(Items from a figure collection)

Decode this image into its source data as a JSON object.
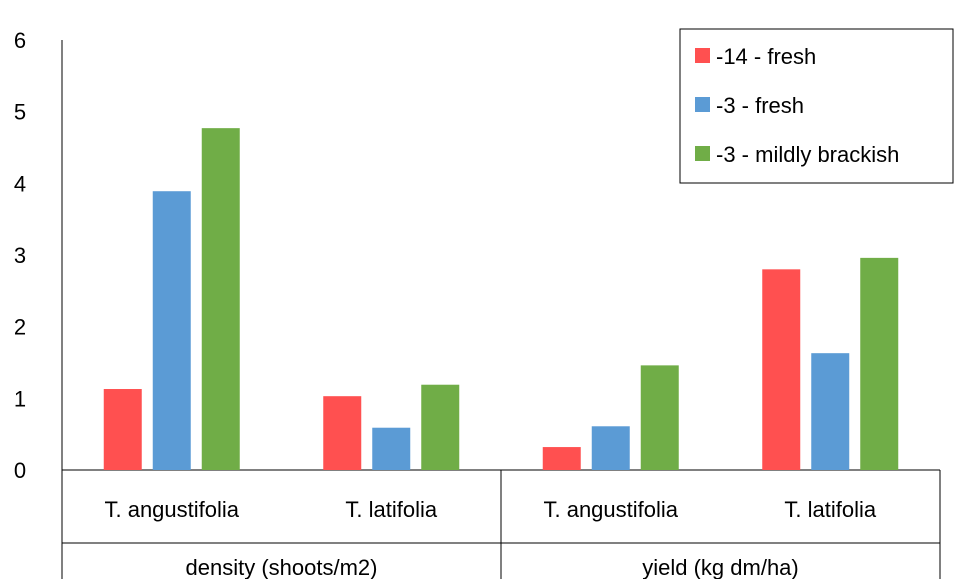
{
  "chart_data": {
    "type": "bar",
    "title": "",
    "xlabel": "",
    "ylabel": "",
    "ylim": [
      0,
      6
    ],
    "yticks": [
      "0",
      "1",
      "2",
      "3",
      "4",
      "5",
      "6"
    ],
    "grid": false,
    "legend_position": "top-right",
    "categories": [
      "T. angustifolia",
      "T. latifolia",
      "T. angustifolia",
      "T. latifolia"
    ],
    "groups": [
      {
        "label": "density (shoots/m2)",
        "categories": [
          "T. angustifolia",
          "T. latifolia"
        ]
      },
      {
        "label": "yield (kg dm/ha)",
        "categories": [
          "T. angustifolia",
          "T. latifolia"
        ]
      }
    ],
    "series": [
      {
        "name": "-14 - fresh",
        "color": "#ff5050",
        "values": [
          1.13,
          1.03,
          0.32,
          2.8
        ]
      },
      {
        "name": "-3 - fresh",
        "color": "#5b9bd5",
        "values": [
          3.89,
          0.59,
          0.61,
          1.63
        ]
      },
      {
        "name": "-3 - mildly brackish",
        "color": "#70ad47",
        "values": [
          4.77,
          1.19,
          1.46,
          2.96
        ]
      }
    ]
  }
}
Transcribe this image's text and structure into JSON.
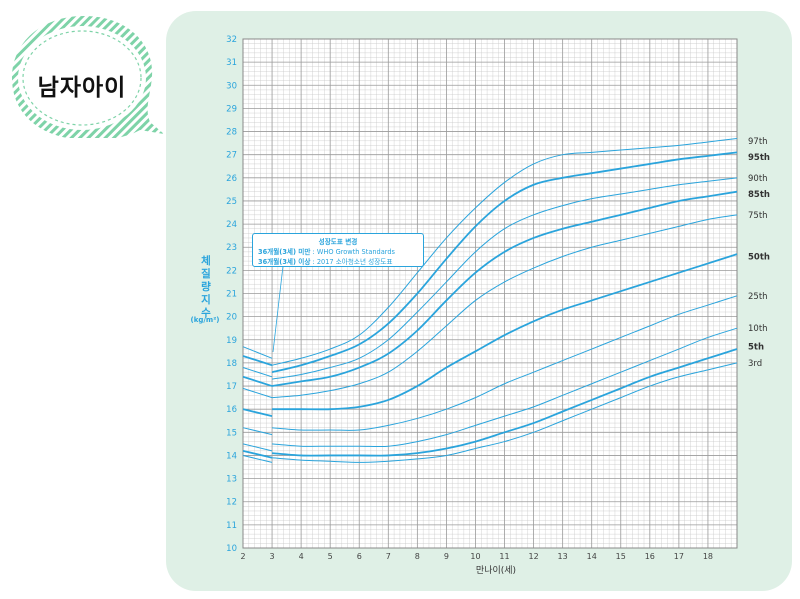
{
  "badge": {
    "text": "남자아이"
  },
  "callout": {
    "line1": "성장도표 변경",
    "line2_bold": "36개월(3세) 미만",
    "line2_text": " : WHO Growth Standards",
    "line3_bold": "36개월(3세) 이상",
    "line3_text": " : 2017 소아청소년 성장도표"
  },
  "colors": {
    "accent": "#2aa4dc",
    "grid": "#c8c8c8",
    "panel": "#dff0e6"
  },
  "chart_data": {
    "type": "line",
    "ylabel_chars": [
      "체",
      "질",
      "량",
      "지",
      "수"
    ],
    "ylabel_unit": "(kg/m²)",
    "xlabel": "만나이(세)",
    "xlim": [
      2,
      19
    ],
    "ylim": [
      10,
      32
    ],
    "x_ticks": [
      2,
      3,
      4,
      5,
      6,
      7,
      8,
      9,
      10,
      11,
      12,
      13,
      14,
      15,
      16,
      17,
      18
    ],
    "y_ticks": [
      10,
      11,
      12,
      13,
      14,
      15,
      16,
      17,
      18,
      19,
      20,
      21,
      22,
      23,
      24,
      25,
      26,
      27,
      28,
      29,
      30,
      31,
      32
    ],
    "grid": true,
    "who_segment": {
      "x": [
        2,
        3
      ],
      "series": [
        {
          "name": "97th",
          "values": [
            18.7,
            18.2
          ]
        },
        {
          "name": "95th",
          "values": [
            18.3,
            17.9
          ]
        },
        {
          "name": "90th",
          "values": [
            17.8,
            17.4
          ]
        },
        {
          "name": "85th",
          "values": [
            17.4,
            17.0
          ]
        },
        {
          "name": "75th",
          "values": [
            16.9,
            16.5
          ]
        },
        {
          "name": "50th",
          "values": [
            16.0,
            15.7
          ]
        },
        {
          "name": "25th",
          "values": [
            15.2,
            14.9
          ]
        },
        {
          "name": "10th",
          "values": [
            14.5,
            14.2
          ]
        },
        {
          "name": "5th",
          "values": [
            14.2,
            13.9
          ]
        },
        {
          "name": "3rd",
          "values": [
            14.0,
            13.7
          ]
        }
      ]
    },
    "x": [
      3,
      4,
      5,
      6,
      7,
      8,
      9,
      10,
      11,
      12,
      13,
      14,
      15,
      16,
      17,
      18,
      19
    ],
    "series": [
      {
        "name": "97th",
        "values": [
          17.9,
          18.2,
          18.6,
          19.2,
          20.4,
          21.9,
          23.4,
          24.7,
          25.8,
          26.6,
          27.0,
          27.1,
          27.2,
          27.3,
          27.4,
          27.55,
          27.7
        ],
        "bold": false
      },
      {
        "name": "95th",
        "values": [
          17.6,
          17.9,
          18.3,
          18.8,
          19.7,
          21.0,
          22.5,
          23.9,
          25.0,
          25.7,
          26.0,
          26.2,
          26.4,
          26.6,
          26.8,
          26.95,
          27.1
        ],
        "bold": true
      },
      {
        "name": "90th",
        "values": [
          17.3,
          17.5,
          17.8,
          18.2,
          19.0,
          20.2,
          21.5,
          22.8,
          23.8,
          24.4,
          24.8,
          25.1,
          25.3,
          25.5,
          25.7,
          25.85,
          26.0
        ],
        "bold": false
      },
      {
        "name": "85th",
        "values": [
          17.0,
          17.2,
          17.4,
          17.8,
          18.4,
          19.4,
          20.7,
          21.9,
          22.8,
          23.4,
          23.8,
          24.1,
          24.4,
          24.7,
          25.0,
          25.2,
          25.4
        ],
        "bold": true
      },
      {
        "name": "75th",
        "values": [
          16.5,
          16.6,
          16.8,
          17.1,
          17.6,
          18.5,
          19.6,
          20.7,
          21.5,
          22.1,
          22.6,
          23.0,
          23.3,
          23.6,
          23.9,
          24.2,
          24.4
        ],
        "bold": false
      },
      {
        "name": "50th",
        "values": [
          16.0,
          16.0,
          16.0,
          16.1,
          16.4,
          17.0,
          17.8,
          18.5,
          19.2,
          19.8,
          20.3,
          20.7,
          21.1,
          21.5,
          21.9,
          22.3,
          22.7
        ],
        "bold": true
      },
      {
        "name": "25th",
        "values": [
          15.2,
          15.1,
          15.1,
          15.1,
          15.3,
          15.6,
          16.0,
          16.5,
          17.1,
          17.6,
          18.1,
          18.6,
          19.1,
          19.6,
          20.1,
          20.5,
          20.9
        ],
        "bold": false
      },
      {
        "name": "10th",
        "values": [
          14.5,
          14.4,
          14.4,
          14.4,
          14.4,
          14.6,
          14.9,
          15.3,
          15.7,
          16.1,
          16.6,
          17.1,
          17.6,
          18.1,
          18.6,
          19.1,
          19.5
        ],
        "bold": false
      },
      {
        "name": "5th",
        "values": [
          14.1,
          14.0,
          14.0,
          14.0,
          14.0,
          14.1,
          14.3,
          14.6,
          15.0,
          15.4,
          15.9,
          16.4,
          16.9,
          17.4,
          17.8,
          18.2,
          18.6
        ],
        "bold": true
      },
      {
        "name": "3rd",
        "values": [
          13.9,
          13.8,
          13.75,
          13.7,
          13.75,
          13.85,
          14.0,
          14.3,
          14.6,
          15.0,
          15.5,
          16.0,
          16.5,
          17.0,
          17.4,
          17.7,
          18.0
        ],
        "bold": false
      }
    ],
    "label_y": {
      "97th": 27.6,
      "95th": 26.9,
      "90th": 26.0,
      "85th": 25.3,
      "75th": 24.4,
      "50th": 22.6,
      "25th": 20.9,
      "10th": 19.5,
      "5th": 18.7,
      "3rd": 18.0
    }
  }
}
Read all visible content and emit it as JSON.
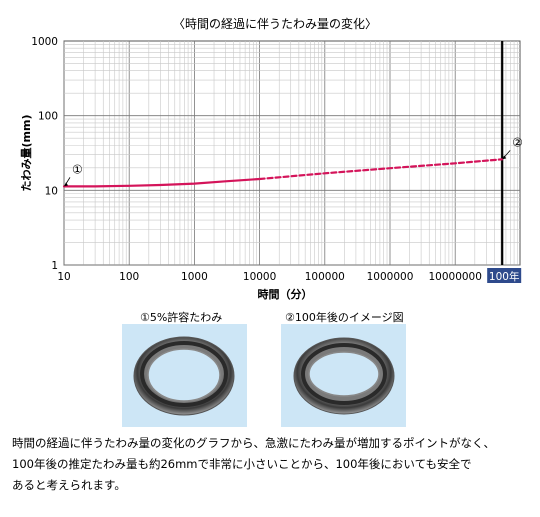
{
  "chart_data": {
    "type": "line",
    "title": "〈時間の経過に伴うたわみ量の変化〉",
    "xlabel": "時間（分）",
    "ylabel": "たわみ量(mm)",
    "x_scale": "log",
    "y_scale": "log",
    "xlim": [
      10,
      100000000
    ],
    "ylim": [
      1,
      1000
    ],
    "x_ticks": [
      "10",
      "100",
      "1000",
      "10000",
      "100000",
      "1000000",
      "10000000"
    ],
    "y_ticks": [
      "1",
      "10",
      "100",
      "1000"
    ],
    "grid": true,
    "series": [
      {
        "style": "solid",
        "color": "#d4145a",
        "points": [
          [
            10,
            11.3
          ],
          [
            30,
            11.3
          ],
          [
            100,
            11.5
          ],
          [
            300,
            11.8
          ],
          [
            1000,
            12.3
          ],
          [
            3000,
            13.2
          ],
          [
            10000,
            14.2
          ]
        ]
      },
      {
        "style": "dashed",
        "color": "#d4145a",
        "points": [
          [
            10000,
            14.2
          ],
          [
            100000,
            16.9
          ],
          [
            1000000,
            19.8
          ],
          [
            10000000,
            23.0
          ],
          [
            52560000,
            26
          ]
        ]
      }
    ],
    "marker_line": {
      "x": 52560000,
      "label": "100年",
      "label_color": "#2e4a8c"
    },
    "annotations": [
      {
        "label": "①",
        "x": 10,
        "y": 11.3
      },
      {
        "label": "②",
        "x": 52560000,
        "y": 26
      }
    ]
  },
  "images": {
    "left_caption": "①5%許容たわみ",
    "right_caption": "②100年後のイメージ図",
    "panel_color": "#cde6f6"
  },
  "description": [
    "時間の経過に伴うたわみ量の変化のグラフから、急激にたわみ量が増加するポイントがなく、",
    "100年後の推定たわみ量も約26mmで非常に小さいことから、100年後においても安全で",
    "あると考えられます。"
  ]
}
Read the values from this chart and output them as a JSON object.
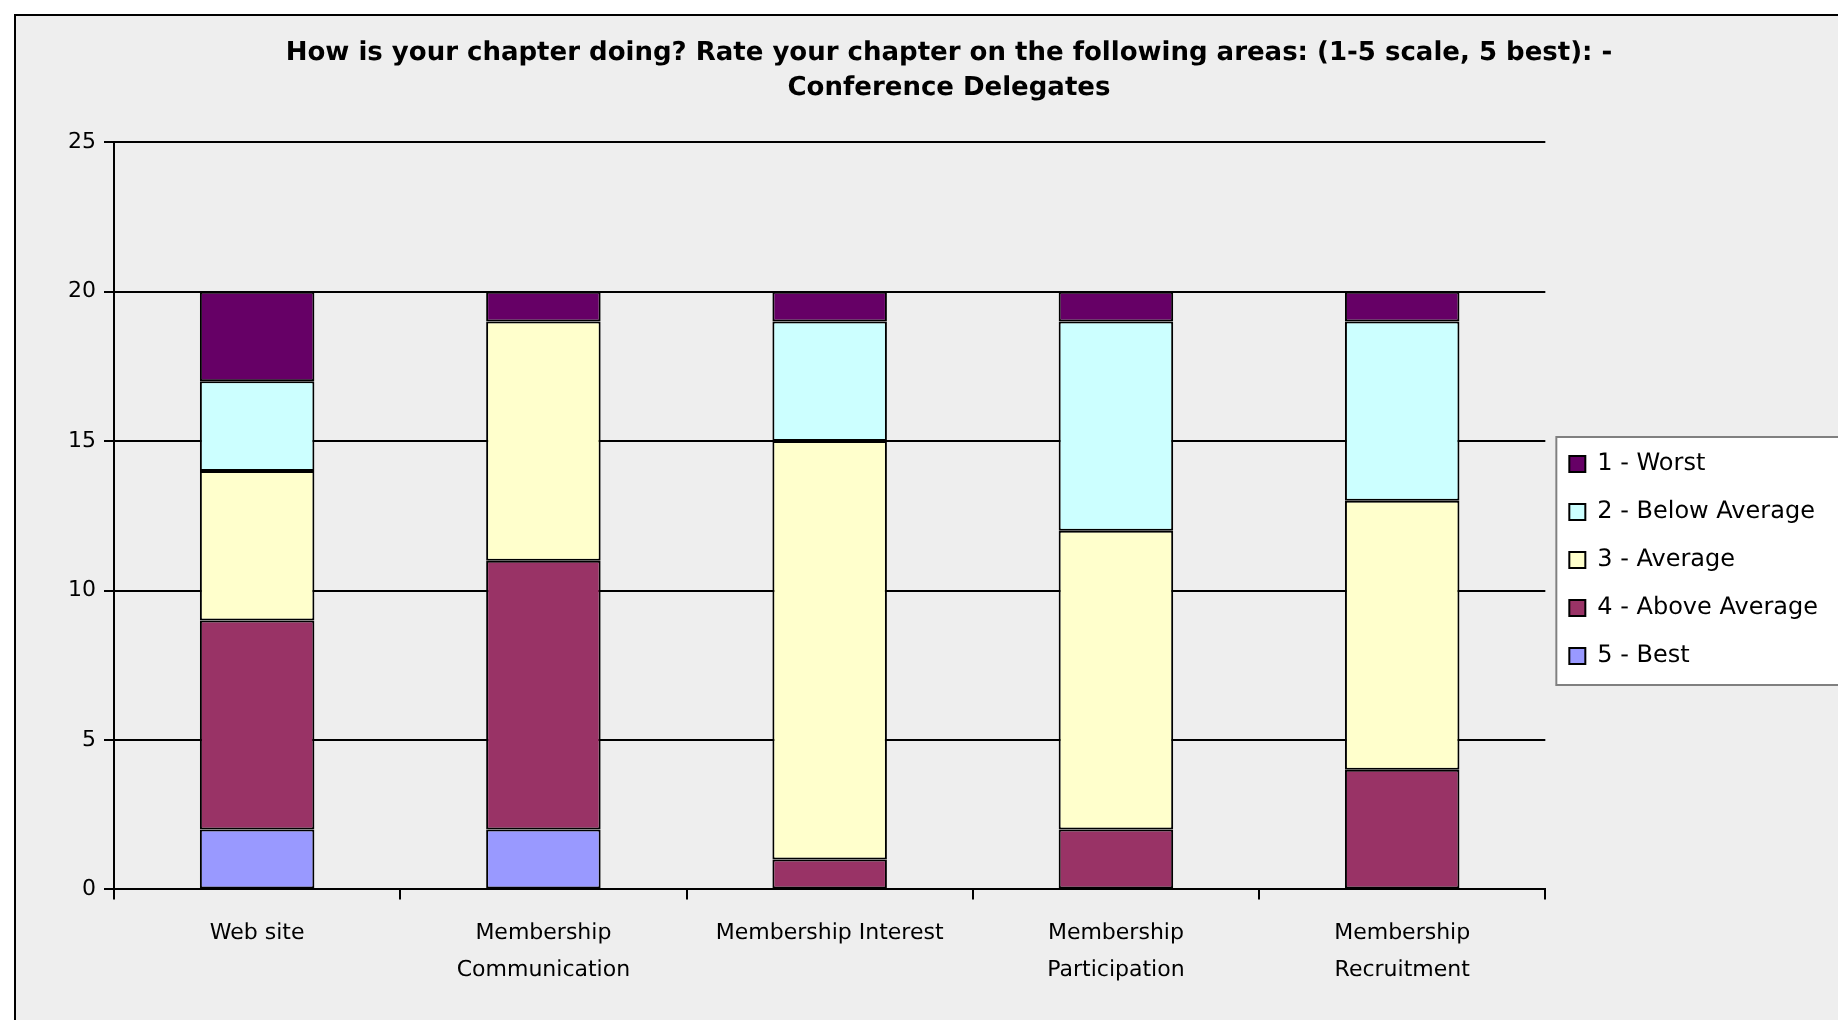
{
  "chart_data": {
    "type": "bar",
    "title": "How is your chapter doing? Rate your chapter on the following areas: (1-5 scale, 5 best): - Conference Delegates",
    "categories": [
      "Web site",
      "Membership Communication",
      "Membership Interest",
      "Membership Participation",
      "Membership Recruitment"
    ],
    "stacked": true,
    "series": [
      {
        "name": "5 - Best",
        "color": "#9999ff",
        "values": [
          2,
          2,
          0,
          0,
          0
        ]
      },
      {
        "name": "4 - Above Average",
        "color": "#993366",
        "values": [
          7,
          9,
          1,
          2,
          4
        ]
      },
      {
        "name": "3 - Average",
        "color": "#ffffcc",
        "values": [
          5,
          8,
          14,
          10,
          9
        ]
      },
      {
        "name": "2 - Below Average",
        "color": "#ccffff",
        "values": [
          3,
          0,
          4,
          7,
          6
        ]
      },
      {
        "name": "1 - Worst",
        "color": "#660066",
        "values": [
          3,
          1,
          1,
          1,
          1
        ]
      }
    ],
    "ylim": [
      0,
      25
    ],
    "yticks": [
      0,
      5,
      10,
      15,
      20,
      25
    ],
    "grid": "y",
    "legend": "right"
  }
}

▸ **Stated problem**
Extract the run of lines from the line holding "Read the values" through the final line of the material above, exactly and inclusively. Leave the pictures behind.

▸ **Task result**
Read the values from this chart and output them as a JSON object.
{
  "chart_data": {
    "type": "bar",
    "title": "How is your chapter doing? Rate your chapter on the following areas: (1-5 scale, 5 best): - Conference Delegates",
    "categories": [
      "Web site",
      "Membership Communication",
      "Membership Interest",
      "Membership Participation",
      "Membership Recruitment"
    ],
    "stacked": true,
    "series": [
      {
        "name": "5 - Best",
        "color": "#9999ff",
        "values": [
          2,
          2,
          0,
          0,
          0
        ]
      },
      {
        "name": "4 - Above Average",
        "color": "#993366",
        "values": [
          7,
          9,
          1,
          2,
          4
        ]
      },
      {
        "name": "3 - Average",
        "color": "#ffffcc",
        "values": [
          5,
          8,
          14,
          10,
          9
        ]
      },
      {
        "name": "2 - Below Average",
        "color": "#ccffff",
        "values": [
          3,
          0,
          4,
          7,
          6
        ]
      },
      {
        "name": "1 - Worst",
        "color": "#660066",
        "values": [
          3,
          1,
          1,
          1,
          1
        ]
      }
    ],
    "ylim": [
      0,
      25
    ],
    "yticks": [
      0,
      5,
      10,
      15,
      20,
      25
    ],
    "grid": "y",
    "legend": "right"
  }
}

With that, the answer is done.